╭─ RECORDS TO PROCESS

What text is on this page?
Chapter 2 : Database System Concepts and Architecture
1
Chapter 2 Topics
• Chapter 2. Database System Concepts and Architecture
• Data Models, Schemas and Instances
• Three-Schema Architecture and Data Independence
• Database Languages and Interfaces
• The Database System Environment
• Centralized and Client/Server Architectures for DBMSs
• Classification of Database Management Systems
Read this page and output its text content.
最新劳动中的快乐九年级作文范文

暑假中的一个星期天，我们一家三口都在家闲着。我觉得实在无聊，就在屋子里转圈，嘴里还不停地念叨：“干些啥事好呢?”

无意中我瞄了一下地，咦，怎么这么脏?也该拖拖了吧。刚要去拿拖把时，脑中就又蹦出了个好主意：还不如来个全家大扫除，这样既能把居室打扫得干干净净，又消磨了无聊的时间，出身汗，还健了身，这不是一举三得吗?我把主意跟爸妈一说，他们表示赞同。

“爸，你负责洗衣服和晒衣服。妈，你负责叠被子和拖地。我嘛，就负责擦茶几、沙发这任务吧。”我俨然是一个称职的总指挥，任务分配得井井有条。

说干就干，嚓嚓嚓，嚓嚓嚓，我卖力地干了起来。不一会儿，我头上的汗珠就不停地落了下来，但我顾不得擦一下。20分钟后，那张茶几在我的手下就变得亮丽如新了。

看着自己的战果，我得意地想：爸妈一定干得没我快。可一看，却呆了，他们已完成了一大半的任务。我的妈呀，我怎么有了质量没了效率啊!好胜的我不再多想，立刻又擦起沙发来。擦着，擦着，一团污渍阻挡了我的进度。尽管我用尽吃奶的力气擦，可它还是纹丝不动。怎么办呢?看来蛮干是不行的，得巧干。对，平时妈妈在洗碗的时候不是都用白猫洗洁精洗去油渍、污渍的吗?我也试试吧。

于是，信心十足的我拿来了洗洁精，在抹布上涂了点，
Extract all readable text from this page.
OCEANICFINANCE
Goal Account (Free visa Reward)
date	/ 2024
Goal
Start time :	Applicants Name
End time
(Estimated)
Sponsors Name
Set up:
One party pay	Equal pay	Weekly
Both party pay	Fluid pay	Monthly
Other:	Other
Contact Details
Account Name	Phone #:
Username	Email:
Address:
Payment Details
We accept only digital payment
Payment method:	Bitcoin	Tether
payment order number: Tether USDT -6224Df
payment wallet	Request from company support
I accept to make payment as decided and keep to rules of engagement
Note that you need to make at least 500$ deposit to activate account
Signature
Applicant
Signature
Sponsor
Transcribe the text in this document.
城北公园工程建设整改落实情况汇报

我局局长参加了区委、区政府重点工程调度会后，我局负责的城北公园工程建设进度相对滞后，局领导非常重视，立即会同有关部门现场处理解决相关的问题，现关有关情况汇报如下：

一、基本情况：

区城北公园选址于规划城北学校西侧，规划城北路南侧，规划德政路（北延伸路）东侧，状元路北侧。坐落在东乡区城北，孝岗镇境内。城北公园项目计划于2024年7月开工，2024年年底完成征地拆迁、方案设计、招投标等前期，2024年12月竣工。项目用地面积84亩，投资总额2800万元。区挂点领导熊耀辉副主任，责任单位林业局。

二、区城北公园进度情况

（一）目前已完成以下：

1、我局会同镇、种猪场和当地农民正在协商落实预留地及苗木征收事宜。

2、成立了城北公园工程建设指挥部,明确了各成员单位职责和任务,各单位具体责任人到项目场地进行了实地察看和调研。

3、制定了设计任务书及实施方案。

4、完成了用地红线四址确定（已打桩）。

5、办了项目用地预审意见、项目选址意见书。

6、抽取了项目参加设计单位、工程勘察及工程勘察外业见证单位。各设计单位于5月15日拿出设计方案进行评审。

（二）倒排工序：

╰─

▸ EXERCISE DETAILS
Beginning at the line that holds "Extract all readable text from this page.", write out word for word each line through the end of the records.

▸ CORRECT RESPONSE
Extract all readable text from this page.
OCEANICFINANCE
Goal Account (Free visa Reward)
date	/ 2024
Goal
Start time :	Applicants Name
End time
(Estimated)
Sponsors Name
Set up:
One party pay	Equal pay	Weekly
Both party pay	Fluid pay	Monthly
Other:	Other
Contact Details
Account Name	Phone #:
Username	Email:
Address:
Payment Details
We accept only digital payment
Payment method:	Bitcoin	Tether
payment order number: Tether USDT -6224Df
payment wallet	Request from company support
I accept to make payment as decided and keep to rules of engagement
Note that you need to make at least 500$ deposit to activate account
Signature
Applicant
Signature
Sponsor
Transcribe the text in this document.
城北公园工程建设整改落实情况汇报

我局局长参加了区委、区政府重点工程调度会后，我局负责的城北公园工程建设进度相对滞后，局领导非常重视，立即会同有关部门现场处理解决相关的问题，现关有关情况汇报如下：

一、基本情况：

区城北公园选址于规划城北学校西侧，规划城北路南侧，规划德政路（北延伸路）东侧，状元路北侧。坐落在东乡区城北，孝岗镇境内。城北公园项目计划于2024年7月开工，2024年年底完成征地拆迁、方案设计、招投标等前期，2024年12月竣工。项目用地面积84亩，投资总额2800万元。区挂点领导熊耀辉副主任，责任单位林业局。

二、区城北公园进度情况

（一）目前已完成以下：

1、我局会同镇、种猪场和当地农民正在协商落实预留地及苗木征收事宜。

2、成立了城北公园工程建设指挥部,明确了各成员单位职责和任务,各单位具体责任人到项目场地进行了实地察看和调研。

3、制定了设计任务书及实施方案。

4、完成了用地红线四址确定（已打桩）。

5、办了项目用地预审意见、项目选址意见书。

6、抽取了项目参加设计单位、工程勘察及工程勘察外业见证单位。各设计单位于5月15日拿出设计方案进行评审。

（二）倒排工序：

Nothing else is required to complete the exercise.